(What you are asked to do): Filter the records below down to lines containing "values".

(Records supplied):
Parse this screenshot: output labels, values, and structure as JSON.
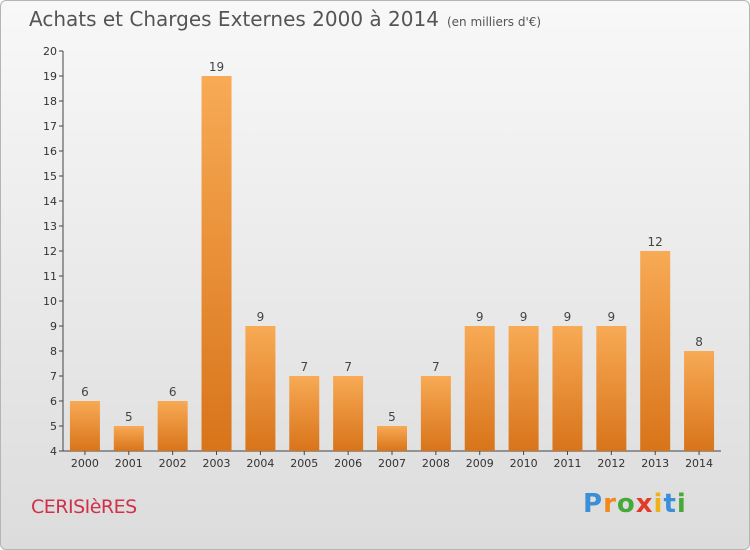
{
  "title": "Achats et Charges Externes 2000 à 2014",
  "subtitle": "(en milliers d'€)",
  "place": "CERISIèRES",
  "logo": {
    "letters": [
      "P",
      "r",
      "o",
      "x",
      "i",
      "t",
      "i"
    ],
    "colors": [
      "#3a8fd8",
      "#f08a1c",
      "#49a83a",
      "#e43a2a",
      "#f0b21c",
      "#3a8fd8",
      "#49a83a"
    ]
  },
  "colors": {
    "bar": "#f0902e",
    "bar_light": "#f8aa55",
    "bar_dark": "#d8741a",
    "title": "#555555",
    "place": "#d0304a"
  },
  "chart_data": {
    "type": "bar",
    "categories": [
      "2000",
      "2001",
      "2002",
      "2003",
      "2004",
      "2005",
      "2006",
      "2007",
      "2008",
      "2009",
      "2010",
      "2011",
      "2012",
      "2013",
      "2014"
    ],
    "values": [
      6,
      5,
      6,
      19,
      9,
      7,
      7,
      5,
      7,
      9,
      9,
      9,
      9,
      12,
      8
    ],
    "y_ticks": [
      "4",
      "5",
      "6",
      "7",
      "8",
      "9",
      "10",
      "11",
      "12",
      "13",
      "14",
      "15",
      "16",
      "17",
      "18",
      "19",
      "20"
    ],
    "ylim": [
      4,
      20
    ],
    "grid": false,
    "data_labels": true
  }
}
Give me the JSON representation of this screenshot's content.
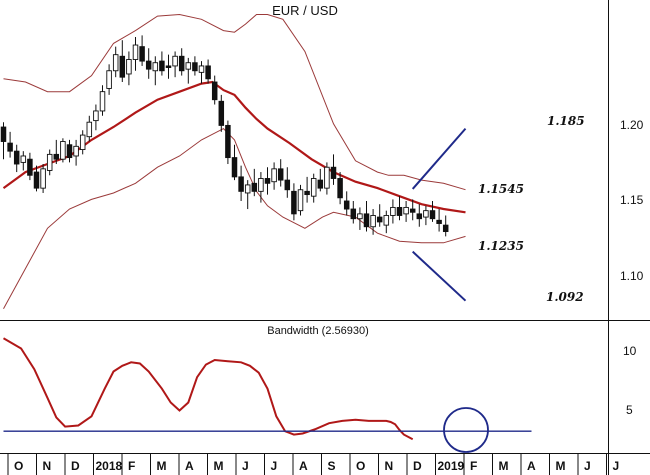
{
  "chart_data": [
    {
      "type": "candlestick",
      "title": "EUR / USD",
      "y_ticks": [
        "1.20",
        "1.15",
        "1.10"
      ],
      "x_ticks": [
        "O",
        "N",
        "D",
        "2018",
        "F",
        "M",
        "A",
        "M",
        "J",
        "J",
        "A",
        "S",
        "O",
        "N",
        "D",
        "2019",
        "F",
        "M",
        "A",
        "M",
        "J",
        "J"
      ],
      "annotations": [
        "1.185",
        "1.1545",
        "1.1235",
        "1.092"
      ],
      "colors": {
        "moving_average": "#b01818",
        "bands": "#9b3a3a",
        "projection": "#1f2a8a",
        "candle": "#111111"
      },
      "ylim": [
        1.078,
        1.277
      ],
      "bands": {
        "upper": [
          [
            0,
            1.228
          ],
          [
            10,
            1.226
          ],
          [
            20,
            1.22
          ],
          [
            30,
            1.22
          ],
          [
            40,
            1.23
          ],
          [
            50,
            1.25
          ],
          [
            60,
            1.258
          ],
          [
            70,
            1.267
          ],
          [
            80,
            1.268
          ],
          [
            90,
            1.265
          ],
          [
            100,
            1.258
          ],
          [
            105,
            1.257
          ],
          [
            110,
            1.262
          ],
          [
            115,
            1.268
          ],
          [
            120,
            1.268
          ],
          [
            127,
            1.265
          ],
          [
            137,
            1.245
          ],
          [
            150,
            1.2
          ],
          [
            160,
            1.177
          ],
          [
            170,
            1.17
          ],
          [
            175,
            1.168
          ],
          [
            182,
            1.168
          ],
          [
            190,
            1.165
          ],
          [
            200,
            1.163
          ],
          [
            210,
            1.159
          ]
        ],
        "lower": [
          [
            0,
            1.085
          ],
          [
            10,
            1.11
          ],
          [
            20,
            1.135
          ],
          [
            30,
            1.147
          ],
          [
            40,
            1.153
          ],
          [
            50,
            1.157
          ],
          [
            60,
            1.163
          ],
          [
            70,
            1.173
          ],
          [
            80,
            1.18
          ],
          [
            90,
            1.19
          ],
          [
            100,
            1.197
          ],
          [
            105,
            1.19
          ],
          [
            110,
            1.173
          ],
          [
            115,
            1.158
          ],
          [
            120,
            1.149
          ],
          [
            127,
            1.142
          ],
          [
            137,
            1.135
          ],
          [
            145,
            1.142
          ],
          [
            150,
            1.145
          ],
          [
            160,
            1.142
          ],
          [
            170,
            1.132
          ],
          [
            180,
            1.127
          ],
          [
            190,
            1.126
          ],
          [
            200,
            1.126
          ],
          [
            210,
            1.13
          ]
        ],
        "middle": [
          [
            0,
            1.16
          ],
          [
            10,
            1.17
          ],
          [
            20,
            1.175
          ],
          [
            30,
            1.18
          ],
          [
            40,
            1.19
          ],
          [
            50,
            1.198
          ],
          [
            60,
            1.207
          ],
          [
            70,
            1.215
          ],
          [
            80,
            1.22
          ],
          [
            90,
            1.225
          ],
          [
            95,
            1.226
          ],
          [
            100,
            1.221
          ],
          [
            105,
            1.218
          ],
          [
            110,
            1.21
          ],
          [
            115,
            1.203
          ],
          [
            120,
            1.197
          ],
          [
            130,
            1.188
          ],
          [
            140,
            1.178
          ],
          [
            150,
            1.17
          ],
          [
            160,
            1.164
          ],
          [
            170,
            1.16
          ],
          [
            180,
            1.155
          ],
          [
            190,
            1.15
          ],
          [
            200,
            1.147
          ],
          [
            210,
            1.145
          ]
        ]
      },
      "candles": [
        [
          0,
          1.198,
          1.201,
          1.178,
          1.189
        ],
        [
          3,
          1.188,
          1.195,
          1.179,
          1.183
        ],
        [
          6,
          1.183,
          1.187,
          1.17,
          1.175
        ],
        [
          9,
          1.176,
          1.183,
          1.171,
          1.18
        ],
        [
          12,
          1.178,
          1.182,
          1.165,
          1.168
        ],
        [
          15,
          1.17,
          1.174,
          1.158,
          1.16
        ],
        [
          18,
          1.16,
          1.175,
          1.157,
          1.172
        ],
        [
          21,
          1.171,
          1.184,
          1.168,
          1.181
        ],
        [
          24,
          1.181,
          1.19,
          1.175,
          1.178
        ],
        [
          27,
          1.178,
          1.191,
          1.176,
          1.189
        ],
        [
          30,
          1.187,
          1.19,
          1.176,
          1.179
        ],
        [
          33,
          1.18,
          1.19,
          1.174,
          1.186
        ],
        [
          36,
          1.184,
          1.196,
          1.181,
          1.193
        ],
        [
          39,
          1.192,
          1.205,
          1.189,
          1.201
        ],
        [
          42,
          1.202,
          1.212,
          1.196,
          1.208
        ],
        [
          45,
          1.208,
          1.224,
          1.205,
          1.22
        ],
        [
          48,
          1.222,
          1.237,
          1.218,
          1.233
        ],
        [
          51,
          1.233,
          1.248,
          1.229,
          1.243
        ],
        [
          54,
          1.242,
          1.252,
          1.226,
          1.229
        ],
        [
          57,
          1.231,
          1.245,
          1.224,
          1.24
        ],
        [
          60,
          1.24,
          1.254,
          1.233,
          1.249
        ],
        [
          63,
          1.248,
          1.255,
          1.236,
          1.239
        ],
        [
          66,
          1.239,
          1.247,
          1.228,
          1.234
        ],
        [
          69,
          1.233,
          1.242,
          1.224,
          1.238
        ],
        [
          72,
          1.239,
          1.245,
          1.23,
          1.233
        ],
        [
          75,
          1.236,
          1.243,
          1.228,
          1.235
        ],
        [
          78,
          1.236,
          1.245,
          1.229,
          1.242
        ],
        [
          81,
          1.242,
          1.247,
          1.23,
          1.233
        ],
        [
          84,
          1.234,
          1.241,
          1.225,
          1.238
        ],
        [
          87,
          1.238,
          1.242,
          1.23,
          1.233
        ],
        [
          90,
          1.232,
          1.239,
          1.225,
          1.236
        ],
        [
          93,
          1.236,
          1.24,
          1.225,
          1.228
        ],
        [
          96,
          1.226,
          1.23,
          1.212,
          1.215
        ],
        [
          99,
          1.214,
          1.218,
          1.195,
          1.199
        ],
        [
          102,
          1.199,
          1.202,
          1.175,
          1.179
        ],
        [
          105,
          1.179,
          1.187,
          1.165,
          1.167
        ],
        [
          108,
          1.167,
          1.174,
          1.152,
          1.158
        ],
        [
          111,
          1.157,
          1.165,
          1.147,
          1.162
        ],
        [
          114,
          1.163,
          1.172,
          1.155,
          1.158
        ],
        [
          117,
          1.158,
          1.17,
          1.151,
          1.166
        ],
        [
          120,
          1.166,
          1.173,
          1.156,
          1.163
        ],
        [
          123,
          1.164,
          1.176,
          1.159,
          1.172
        ],
        [
          126,
          1.172,
          1.178,
          1.161,
          1.165
        ],
        [
          129,
          1.165,
          1.173,
          1.154,
          1.159
        ],
        [
          132,
          1.158,
          1.163,
          1.14,
          1.144
        ],
        [
          135,
          1.146,
          1.162,
          1.143,
          1.159
        ],
        [
          138,
          1.158,
          1.167,
          1.151,
          1.156
        ],
        [
          141,
          1.155,
          1.169,
          1.151,
          1.166
        ],
        [
          144,
          1.165,
          1.172,
          1.158,
          1.16
        ],
        [
          147,
          1.16,
          1.176,
          1.156,
          1.173
        ],
        [
          150,
          1.173,
          1.181,
          1.162,
          1.166
        ],
        [
          153,
          1.166,
          1.17,
          1.15,
          1.154
        ],
        [
          156,
          1.152,
          1.158,
          1.143,
          1.147
        ],
        [
          159,
          1.147,
          1.152,
          1.138,
          1.141
        ],
        [
          162,
          1.141,
          1.148,
          1.134,
          1.144
        ],
        [
          165,
          1.144,
          1.152,
          1.133,
          1.136
        ],
        [
          168,
          1.136,
          1.147,
          1.131,
          1.143
        ],
        [
          171,
          1.142,
          1.15,
          1.136,
          1.139
        ],
        [
          174,
          1.137,
          1.146,
          1.132,
          1.143
        ],
        [
          177,
          1.143,
          1.153,
          1.138,
          1.148
        ],
        [
          180,
          1.148,
          1.155,
          1.14,
          1.143
        ],
        [
          183,
          1.144,
          1.152,
          1.139,
          1.148
        ],
        [
          186,
          1.147,
          1.153,
          1.14,
          1.145
        ],
        [
          189,
          1.144,
          1.15,
          1.136,
          1.141
        ],
        [
          192,
          1.142,
          1.149,
          1.137,
          1.146
        ],
        [
          195,
          1.146,
          1.152,
          1.139,
          1.141
        ],
        [
          198,
          1.14,
          1.147,
          1.133,
          1.138
        ],
        [
          201,
          1.137,
          1.143,
          1.13,
          1.133
        ]
      ],
      "projection_lines": [
        [
          [
            186,
            1.1595
          ],
          [
            210,
            1.197
          ]
        ],
        [
          [
            186,
            1.1205
          ],
          [
            210,
            1.09
          ]
        ]
      ]
    },
    {
      "type": "line",
      "title": "Bandwidth (2.56930)",
      "y_ticks": [
        "10",
        "5"
      ],
      "ylim": [
        1.4,
        12.9
      ],
      "series": [
        {
          "color": "#b01818",
          "values": [
            [
              0,
              11.4
            ],
            [
              8,
              10.5
            ],
            [
              14,
              8.7
            ],
            [
              20,
              6.2
            ],
            [
              24,
              4.5
            ],
            [
              28,
              3.7
            ],
            [
              34,
              3.8
            ],
            [
              40,
              4.6
            ],
            [
              46,
              7.0
            ],
            [
              50,
              8.5
            ],
            [
              54,
              9.0
            ],
            [
              58,
              9.3
            ],
            [
              62,
              9.2
            ],
            [
              66,
              8.5
            ],
            [
              72,
              7.0
            ],
            [
              76,
              5.8
            ],
            [
              80,
              5.1
            ],
            [
              84,
              5.8
            ],
            [
              88,
              8.0
            ],
            [
              92,
              9.1
            ],
            [
              96,
              9.5
            ],
            [
              102,
              9.4
            ],
            [
              108,
              9.3
            ],
            [
              112,
              9.0
            ],
            [
              116,
              8.4
            ],
            [
              120,
              7.0
            ],
            [
              124,
              4.6
            ],
            [
              128,
              3.3
            ],
            [
              132,
              3.0
            ],
            [
              136,
              3.1
            ],
            [
              142,
              3.5
            ],
            [
              148,
              4.0
            ],
            [
              154,
              4.2
            ],
            [
              160,
              4.3
            ],
            [
              166,
              4.2
            ],
            [
              170,
              4.2
            ],
            [
              174,
              4.2
            ],
            [
              176,
              4.1
            ],
            [
              178,
              3.9
            ],
            [
              180,
              3.4
            ],
            [
              182,
              3.0
            ],
            [
              186,
              2.6
            ]
          ]
        },
        {
          "color": "#1f2a8a",
          "values": [
            [
              0,
              3.3
            ],
            [
              240,
              3.3
            ]
          ]
        }
      ]
    }
  ]
}
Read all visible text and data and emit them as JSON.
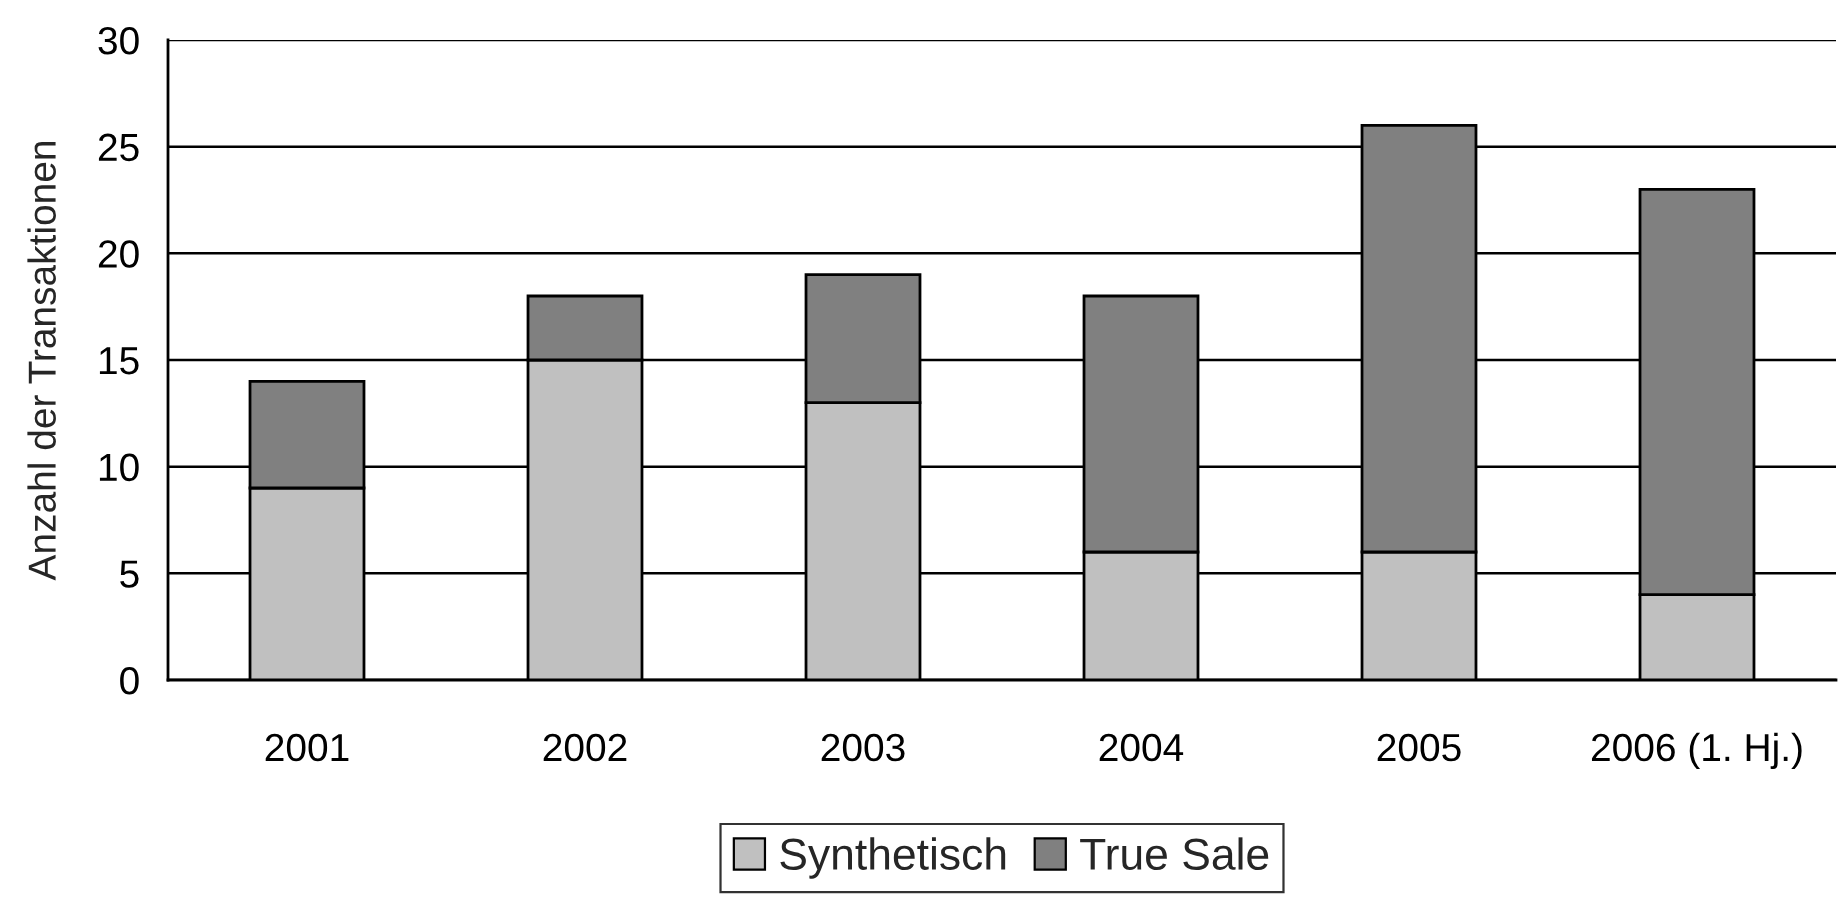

(Expected answer):
Parse this screenshot: output labels, values, and structure as JSON.
    "values": [
          "values": [
          "values": [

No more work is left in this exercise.